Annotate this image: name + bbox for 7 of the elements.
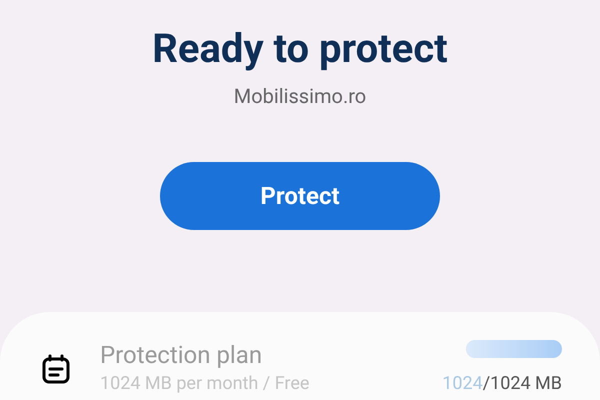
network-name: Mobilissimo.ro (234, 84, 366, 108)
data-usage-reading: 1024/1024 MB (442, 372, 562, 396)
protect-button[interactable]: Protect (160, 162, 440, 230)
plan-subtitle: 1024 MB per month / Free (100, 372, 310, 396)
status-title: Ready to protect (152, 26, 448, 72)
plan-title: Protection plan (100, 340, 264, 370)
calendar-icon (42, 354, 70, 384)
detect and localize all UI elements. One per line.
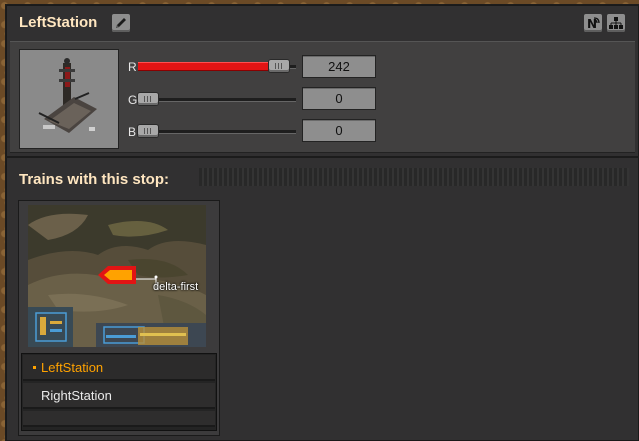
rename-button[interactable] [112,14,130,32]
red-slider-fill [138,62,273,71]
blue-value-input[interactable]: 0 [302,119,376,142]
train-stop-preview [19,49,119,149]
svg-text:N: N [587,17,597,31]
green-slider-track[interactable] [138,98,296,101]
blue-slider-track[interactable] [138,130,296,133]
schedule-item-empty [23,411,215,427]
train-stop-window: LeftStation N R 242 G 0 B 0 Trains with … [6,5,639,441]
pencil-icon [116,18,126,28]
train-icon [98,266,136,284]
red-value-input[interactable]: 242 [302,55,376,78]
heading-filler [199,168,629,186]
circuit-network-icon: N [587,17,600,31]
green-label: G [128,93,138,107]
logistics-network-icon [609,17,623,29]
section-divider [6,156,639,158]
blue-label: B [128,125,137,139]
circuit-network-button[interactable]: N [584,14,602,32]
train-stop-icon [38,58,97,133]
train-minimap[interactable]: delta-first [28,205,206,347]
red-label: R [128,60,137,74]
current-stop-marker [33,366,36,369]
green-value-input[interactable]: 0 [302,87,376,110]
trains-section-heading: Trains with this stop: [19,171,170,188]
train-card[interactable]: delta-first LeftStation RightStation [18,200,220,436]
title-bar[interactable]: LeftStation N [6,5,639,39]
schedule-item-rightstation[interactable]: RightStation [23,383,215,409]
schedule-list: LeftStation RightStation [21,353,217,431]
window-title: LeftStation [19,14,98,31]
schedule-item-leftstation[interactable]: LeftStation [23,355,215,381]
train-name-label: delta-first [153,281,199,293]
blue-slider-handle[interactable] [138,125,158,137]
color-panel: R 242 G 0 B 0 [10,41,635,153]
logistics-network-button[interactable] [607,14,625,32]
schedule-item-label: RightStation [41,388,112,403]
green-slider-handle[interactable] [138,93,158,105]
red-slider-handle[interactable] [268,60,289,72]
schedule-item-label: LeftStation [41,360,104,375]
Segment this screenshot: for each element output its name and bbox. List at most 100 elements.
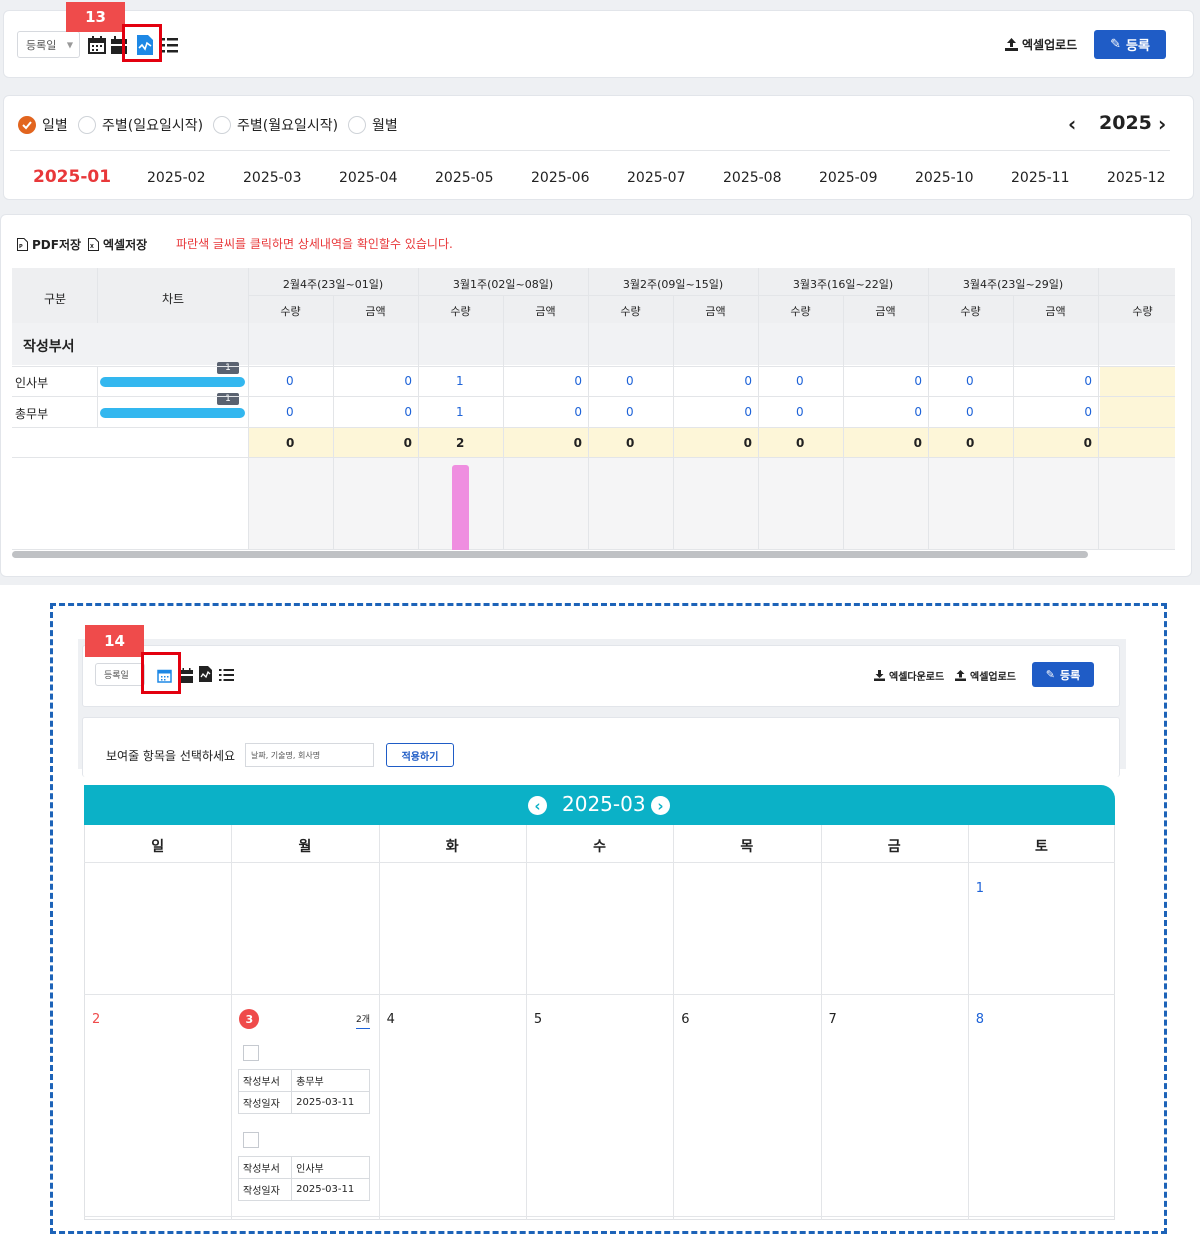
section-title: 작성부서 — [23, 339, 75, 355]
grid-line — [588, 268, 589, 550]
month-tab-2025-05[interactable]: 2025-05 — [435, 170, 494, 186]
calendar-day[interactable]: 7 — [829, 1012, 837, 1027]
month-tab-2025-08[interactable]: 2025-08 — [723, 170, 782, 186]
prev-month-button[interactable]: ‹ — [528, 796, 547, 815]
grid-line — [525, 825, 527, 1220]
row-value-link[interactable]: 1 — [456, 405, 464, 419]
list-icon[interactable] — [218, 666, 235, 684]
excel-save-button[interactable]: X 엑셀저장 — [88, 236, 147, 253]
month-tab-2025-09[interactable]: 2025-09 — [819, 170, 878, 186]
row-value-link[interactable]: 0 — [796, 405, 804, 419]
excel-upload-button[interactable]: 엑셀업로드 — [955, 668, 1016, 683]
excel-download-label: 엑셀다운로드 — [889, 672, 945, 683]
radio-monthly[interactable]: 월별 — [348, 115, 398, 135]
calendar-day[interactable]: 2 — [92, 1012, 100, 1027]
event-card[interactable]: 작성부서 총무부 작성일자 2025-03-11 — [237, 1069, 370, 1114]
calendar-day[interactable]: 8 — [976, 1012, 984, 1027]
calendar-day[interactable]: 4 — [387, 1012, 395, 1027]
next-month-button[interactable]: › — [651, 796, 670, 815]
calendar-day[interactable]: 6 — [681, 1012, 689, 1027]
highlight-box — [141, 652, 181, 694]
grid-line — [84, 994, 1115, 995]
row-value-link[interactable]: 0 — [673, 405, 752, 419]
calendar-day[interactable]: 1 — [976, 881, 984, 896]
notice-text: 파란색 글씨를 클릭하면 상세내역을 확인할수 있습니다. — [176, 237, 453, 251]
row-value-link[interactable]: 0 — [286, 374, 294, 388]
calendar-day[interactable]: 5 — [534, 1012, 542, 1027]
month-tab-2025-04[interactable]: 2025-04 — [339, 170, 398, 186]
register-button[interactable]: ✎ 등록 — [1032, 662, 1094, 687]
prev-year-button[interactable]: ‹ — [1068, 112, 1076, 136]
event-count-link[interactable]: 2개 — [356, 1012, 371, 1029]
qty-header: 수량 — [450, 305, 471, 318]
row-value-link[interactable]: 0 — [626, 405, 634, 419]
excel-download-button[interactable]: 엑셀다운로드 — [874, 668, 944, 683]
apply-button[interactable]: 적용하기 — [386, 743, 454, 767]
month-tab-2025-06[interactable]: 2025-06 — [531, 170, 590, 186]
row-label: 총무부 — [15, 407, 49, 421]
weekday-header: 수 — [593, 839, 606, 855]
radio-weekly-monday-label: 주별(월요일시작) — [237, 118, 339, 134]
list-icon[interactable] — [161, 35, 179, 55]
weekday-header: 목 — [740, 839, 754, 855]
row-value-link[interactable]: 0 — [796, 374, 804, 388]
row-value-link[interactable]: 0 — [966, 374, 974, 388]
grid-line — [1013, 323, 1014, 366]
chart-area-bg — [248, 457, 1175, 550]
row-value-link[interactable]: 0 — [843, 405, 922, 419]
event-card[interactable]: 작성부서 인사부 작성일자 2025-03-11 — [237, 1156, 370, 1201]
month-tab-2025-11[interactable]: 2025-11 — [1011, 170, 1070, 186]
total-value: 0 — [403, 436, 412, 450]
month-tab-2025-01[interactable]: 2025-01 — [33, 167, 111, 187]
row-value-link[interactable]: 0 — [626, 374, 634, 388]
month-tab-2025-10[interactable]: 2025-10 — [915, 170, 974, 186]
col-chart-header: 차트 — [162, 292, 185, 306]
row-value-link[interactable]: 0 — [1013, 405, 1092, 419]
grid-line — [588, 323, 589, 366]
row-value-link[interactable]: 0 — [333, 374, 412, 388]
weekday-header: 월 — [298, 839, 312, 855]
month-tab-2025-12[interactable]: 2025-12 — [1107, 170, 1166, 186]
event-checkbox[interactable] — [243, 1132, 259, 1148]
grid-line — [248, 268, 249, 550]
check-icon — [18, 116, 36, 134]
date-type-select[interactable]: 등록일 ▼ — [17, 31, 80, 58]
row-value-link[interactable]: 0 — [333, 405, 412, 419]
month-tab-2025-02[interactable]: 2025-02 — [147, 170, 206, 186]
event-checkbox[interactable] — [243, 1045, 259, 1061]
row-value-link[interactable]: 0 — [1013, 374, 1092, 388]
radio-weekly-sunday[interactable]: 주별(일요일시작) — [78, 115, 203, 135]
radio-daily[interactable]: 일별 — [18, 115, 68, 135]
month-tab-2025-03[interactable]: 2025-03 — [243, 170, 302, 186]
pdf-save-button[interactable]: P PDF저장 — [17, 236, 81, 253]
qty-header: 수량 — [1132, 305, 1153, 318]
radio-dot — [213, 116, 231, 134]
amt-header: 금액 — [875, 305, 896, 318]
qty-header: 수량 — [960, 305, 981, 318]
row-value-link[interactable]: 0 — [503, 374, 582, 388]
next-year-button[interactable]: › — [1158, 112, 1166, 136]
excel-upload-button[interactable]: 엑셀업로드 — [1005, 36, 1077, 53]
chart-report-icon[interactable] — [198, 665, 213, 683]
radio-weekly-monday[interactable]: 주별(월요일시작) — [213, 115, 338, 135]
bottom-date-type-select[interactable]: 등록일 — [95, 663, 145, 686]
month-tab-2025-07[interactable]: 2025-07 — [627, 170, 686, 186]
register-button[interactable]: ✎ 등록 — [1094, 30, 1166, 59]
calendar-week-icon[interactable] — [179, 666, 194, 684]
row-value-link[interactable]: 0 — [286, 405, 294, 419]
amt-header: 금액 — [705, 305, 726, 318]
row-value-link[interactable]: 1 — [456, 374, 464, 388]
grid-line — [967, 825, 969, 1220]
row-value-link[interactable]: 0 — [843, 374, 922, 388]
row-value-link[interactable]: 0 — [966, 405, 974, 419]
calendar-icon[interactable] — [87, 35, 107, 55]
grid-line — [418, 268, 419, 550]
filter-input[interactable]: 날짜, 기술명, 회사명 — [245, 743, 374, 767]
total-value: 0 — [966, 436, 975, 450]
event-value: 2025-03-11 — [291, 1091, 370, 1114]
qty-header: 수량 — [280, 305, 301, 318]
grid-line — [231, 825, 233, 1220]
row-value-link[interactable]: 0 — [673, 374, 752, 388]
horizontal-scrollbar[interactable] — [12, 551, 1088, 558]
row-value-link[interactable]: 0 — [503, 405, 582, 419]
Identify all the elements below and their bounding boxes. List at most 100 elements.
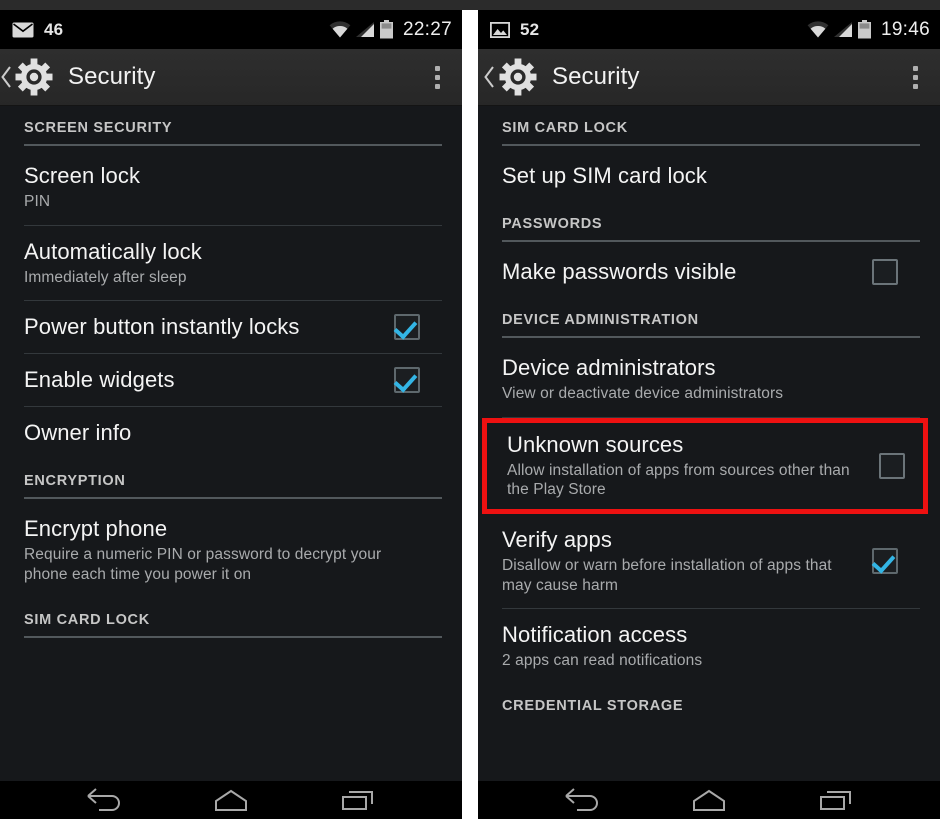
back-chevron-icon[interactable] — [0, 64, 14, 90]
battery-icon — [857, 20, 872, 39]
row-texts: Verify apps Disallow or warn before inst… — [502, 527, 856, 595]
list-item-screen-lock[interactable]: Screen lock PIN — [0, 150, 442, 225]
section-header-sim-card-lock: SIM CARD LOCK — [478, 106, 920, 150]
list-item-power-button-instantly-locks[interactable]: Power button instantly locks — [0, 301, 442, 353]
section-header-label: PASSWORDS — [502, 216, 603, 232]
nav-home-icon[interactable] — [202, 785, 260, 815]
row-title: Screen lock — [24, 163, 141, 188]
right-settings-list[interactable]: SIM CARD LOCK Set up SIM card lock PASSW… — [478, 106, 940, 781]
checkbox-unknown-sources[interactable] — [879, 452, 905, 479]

*STATED GOAL*
Reproduce without alteration the lines of the entries beginning at the line that contains "back-chevron-icon[interactable] — [0, 64, 14, 90]" and ending after the line that contains "section-header-label: PASSWORDS —", both included.

*SOLUTION BELOW*
back-chevron-icon[interactable] — [0, 64, 14, 90]
battery-icon — [857, 20, 872, 39]
row-texts: Verify apps Disallow or warn before inst… — [502, 527, 856, 595]
list-item-screen-lock[interactable]: Screen lock PIN — [0, 150, 442, 225]
section-header-sim-card-lock: SIM CARD LOCK — [478, 106, 920, 150]
list-item-power-button-instantly-locks[interactable]: Power button instantly locks — [0, 301, 442, 353]
section-header-label: PASSWORDS — [502, 216, 603, 232]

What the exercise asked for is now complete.